Jouw opdracht:
Schrijf alle rijen hieronder woordelijk over en laat daarbij de afbeeldingen weg.

#####

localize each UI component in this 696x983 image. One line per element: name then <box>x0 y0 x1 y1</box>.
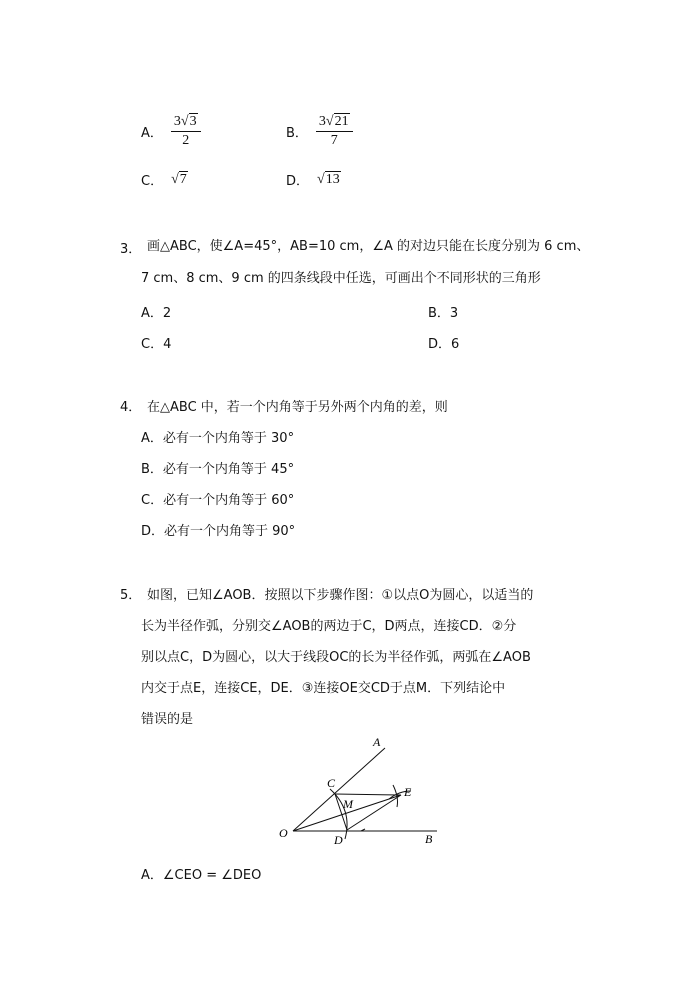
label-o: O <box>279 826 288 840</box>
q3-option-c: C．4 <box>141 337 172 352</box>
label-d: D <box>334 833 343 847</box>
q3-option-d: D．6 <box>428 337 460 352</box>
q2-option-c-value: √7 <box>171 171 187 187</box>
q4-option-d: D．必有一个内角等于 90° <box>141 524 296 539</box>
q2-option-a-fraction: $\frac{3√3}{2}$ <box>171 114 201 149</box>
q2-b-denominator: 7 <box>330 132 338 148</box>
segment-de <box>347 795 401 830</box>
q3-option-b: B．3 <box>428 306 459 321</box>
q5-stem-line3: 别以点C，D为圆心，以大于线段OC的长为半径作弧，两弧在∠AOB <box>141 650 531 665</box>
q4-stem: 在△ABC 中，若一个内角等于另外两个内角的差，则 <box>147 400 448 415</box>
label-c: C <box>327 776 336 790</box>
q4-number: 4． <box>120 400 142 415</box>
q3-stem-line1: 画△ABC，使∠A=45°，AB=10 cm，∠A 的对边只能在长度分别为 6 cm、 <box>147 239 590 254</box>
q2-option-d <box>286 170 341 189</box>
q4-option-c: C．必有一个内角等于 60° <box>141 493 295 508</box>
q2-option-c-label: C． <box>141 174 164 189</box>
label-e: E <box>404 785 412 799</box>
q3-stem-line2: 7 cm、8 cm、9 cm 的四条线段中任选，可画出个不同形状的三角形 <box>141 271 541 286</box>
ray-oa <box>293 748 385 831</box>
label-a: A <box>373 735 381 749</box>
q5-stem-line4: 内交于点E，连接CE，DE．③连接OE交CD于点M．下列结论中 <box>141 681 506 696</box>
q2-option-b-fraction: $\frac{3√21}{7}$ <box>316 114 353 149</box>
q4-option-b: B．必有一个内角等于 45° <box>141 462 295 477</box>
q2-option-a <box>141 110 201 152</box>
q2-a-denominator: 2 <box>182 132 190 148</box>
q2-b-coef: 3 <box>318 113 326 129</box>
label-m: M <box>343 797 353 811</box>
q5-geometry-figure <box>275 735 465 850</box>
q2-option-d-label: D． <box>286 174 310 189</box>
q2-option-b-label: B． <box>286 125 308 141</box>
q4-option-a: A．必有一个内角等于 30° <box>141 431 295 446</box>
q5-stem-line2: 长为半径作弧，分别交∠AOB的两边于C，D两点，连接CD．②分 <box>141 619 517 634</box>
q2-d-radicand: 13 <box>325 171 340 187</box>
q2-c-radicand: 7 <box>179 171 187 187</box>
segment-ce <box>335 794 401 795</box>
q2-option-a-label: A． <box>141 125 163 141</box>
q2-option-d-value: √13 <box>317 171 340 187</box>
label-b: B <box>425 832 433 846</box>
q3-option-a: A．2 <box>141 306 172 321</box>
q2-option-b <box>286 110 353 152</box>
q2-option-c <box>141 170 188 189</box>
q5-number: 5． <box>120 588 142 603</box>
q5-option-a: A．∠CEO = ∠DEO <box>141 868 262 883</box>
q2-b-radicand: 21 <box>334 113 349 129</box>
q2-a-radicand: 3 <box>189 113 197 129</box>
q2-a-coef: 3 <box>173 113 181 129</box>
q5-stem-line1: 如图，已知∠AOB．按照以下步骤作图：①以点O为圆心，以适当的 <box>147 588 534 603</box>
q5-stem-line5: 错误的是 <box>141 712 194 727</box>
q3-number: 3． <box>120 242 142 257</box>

#####

Resultaat hieronder:
localize each UI component in this 696x983 image. One line per element: name then <box>x0 y0 x1 y1</box>.
label-o: O <box>279 826 288 840</box>
q3-option-c: C．4 <box>141 337 172 352</box>
label-d: D <box>334 833 343 847</box>
q3-option-d: D．6 <box>428 337 460 352</box>
q2-option-c-value: √7 <box>171 171 187 187</box>
q4-option-d: D．必有一个内角等于 90° <box>141 524 296 539</box>
q2-option-a-fraction: $\frac{3√3}{2}$ <box>171 114 201 149</box>
q2-b-denominator: 7 <box>330 132 338 148</box>
segment-de <box>347 795 401 830</box>
q3-option-b: B．3 <box>428 306 459 321</box>
q5-stem-line3: 别以点C，D为圆心，以大于线段OC的长为半径作弧，两弧在∠AOB <box>141 650 531 665</box>
q4-stem: 在△ABC 中，若一个内角等于另外两个内角的差，则 <box>147 400 448 415</box>
label-c: C <box>327 776 336 790</box>
q4-number: 4． <box>120 400 142 415</box>
q3-stem-line1: 画△ABC，使∠A=45°，AB=10 cm，∠A 的对边只能在长度分别为 6 cm、 <box>147 239 590 254</box>
q2-option-d <box>286 170 341 189</box>
q4-option-c: C．必有一个内角等于 60° <box>141 493 295 508</box>
q2-option-c-label: C． <box>141 174 164 189</box>
label-e: E <box>404 785 412 799</box>
q3-stem-line2: 7 cm、8 cm、9 cm 的四条线段中任选，可画出个不同形状的三角形 <box>141 271 541 286</box>
ray-oa <box>293 748 385 831</box>
label-a: A <box>373 735 381 749</box>
q5-stem-line4: 内交于点E，连接CE，DE．③连接OE交CD于点M．下列结论中 <box>141 681 506 696</box>
q2-option-b-fraction: $\frac{3√21}{7}$ <box>316 114 353 149</box>
q4-option-b: B．必有一个内角等于 45° <box>141 462 295 477</box>
q2-option-a <box>141 110 201 152</box>
q2-a-denominator: 2 <box>182 132 190 148</box>
q2-b-coef: 3 <box>318 113 326 129</box>
label-m: M <box>343 797 353 811</box>
q5-geometry-figure <box>275 735 465 850</box>
q2-option-d-label: D． <box>286 174 310 189</box>
q2-option-b-label: B． <box>286 125 308 141</box>
q4-option-a: A．必有一个内角等于 30° <box>141 431 295 446</box>
q5-stem-line2: 长为半径作弧，分别交∠AOB的两边于C，D两点，连接CD．②分 <box>141 619 517 634</box>
q2-d-radicand: 13 <box>325 171 340 187</box>
q2-c-radicand: 7 <box>179 171 187 187</box>
segment-ce <box>335 794 401 795</box>
q2-option-a-label: A． <box>141 125 163 141</box>
q2-option-d-value: √13 <box>317 171 340 187</box>
label-b: B <box>425 832 433 846</box>
q3-option-a: A．2 <box>141 306 172 321</box>
q2-option-b <box>286 110 353 152</box>
q2-option-c <box>141 170 188 189</box>
q5-number: 5． <box>120 588 142 603</box>
q5-option-a: A．∠CEO = ∠DEO <box>141 868 262 883</box>
q2-b-radicand: 21 <box>334 113 349 129</box>
q2-a-radicand: 3 <box>189 113 197 129</box>
q2-a-coef: 3 <box>173 113 181 129</box>
q5-stem-line1: 如图，已知∠AOB．按照以下步骤作图：①以点O为圆心，以适当的 <box>147 588 534 603</box>
q5-stem-line5: 错误的是 <box>141 712 194 727</box>
q3-number: 3． <box>120 242 142 257</box>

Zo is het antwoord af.